Transcribed page data

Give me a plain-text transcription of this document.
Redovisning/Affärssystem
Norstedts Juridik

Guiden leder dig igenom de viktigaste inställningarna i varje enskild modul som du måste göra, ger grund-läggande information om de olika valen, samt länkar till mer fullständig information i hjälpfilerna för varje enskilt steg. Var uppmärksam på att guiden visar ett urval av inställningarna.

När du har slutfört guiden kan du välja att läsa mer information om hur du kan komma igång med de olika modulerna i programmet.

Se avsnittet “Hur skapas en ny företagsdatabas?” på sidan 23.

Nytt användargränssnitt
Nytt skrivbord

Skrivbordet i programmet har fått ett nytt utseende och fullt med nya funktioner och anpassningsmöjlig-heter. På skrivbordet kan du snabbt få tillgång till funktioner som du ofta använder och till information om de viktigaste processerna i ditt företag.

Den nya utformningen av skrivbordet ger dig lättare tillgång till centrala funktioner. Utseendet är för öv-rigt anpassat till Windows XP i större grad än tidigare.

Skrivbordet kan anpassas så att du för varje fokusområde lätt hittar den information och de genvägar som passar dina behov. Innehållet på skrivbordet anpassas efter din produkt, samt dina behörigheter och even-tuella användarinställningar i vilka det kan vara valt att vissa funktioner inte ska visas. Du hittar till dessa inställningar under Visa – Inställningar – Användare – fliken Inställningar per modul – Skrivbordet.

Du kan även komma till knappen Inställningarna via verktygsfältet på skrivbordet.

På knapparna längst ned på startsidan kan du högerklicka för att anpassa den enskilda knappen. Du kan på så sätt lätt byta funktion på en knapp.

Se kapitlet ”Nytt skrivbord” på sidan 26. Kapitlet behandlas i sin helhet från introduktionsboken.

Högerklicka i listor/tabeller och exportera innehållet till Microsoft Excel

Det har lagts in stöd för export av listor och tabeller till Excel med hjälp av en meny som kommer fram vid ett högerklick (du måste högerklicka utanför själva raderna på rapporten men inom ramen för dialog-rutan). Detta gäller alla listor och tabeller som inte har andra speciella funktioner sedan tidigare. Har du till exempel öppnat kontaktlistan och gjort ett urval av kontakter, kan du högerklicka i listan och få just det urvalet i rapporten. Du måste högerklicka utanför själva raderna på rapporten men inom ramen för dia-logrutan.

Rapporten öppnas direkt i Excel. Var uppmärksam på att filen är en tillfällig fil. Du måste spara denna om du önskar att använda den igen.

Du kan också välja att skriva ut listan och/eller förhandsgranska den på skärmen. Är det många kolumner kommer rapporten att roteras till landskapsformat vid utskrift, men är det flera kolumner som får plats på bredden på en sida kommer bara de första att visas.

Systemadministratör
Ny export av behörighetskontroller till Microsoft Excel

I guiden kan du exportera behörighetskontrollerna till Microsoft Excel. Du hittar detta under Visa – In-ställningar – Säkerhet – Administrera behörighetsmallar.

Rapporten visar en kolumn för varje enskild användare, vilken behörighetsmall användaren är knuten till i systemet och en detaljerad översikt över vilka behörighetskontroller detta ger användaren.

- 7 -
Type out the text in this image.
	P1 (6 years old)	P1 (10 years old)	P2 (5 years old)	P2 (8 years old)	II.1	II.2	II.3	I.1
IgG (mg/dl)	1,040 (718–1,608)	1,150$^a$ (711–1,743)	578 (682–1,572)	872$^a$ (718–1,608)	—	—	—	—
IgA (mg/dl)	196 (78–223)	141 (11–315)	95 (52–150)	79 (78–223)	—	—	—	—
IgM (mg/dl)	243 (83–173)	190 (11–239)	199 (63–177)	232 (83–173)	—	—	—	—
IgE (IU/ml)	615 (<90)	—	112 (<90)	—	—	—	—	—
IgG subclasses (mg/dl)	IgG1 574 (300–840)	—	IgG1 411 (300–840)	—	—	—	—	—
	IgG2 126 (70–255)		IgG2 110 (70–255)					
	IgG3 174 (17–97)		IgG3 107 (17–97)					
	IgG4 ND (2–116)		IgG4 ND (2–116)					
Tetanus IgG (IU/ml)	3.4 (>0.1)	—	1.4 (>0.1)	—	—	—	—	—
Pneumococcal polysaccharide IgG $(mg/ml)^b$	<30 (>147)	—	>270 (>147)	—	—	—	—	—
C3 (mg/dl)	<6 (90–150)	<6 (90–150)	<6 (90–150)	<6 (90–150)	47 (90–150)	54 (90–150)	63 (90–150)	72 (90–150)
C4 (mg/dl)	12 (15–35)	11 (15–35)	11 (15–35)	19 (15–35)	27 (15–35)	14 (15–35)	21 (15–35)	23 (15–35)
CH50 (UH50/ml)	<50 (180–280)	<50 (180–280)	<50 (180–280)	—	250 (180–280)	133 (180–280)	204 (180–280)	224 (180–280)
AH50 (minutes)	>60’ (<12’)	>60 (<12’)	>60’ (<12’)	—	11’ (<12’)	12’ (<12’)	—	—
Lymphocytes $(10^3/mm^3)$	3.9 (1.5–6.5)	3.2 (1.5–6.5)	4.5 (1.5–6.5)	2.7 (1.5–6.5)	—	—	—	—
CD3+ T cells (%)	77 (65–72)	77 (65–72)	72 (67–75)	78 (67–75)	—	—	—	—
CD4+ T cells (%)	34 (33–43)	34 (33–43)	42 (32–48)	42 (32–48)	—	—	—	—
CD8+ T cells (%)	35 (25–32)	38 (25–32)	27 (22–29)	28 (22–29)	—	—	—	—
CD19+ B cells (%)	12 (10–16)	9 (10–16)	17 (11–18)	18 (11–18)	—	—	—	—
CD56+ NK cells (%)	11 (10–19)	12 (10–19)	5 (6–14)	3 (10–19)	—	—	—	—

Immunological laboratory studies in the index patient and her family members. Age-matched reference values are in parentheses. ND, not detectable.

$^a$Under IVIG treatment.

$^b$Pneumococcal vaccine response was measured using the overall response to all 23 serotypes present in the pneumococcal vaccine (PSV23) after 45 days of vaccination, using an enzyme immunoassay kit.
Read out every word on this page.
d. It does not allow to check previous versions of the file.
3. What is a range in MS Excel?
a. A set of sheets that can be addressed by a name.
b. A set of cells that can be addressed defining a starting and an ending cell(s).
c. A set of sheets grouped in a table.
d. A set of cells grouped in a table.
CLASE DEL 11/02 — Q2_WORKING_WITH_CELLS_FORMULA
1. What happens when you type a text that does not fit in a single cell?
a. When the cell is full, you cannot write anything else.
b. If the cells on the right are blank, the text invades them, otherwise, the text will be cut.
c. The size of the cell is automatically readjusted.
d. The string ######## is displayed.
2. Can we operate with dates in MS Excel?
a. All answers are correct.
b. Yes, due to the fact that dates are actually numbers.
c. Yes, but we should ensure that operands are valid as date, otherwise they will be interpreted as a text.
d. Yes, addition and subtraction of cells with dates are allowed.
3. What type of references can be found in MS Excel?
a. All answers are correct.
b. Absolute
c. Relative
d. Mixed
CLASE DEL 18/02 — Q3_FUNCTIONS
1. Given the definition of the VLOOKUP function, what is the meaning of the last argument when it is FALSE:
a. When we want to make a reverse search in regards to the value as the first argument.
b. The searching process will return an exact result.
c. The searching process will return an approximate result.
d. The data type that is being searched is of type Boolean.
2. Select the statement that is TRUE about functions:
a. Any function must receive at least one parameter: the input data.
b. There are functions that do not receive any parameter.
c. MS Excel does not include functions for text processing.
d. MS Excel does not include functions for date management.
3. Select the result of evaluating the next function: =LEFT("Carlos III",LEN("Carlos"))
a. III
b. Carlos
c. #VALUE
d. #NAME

*WHAT YOU ARE ASKED TO DO:*
In the data above, find each line where the string "sheets" appears, then copy it.

*TASK RESULT:*
a. A set of sheets that can be addressed by a name.
c. A set of sheets grouped in a table.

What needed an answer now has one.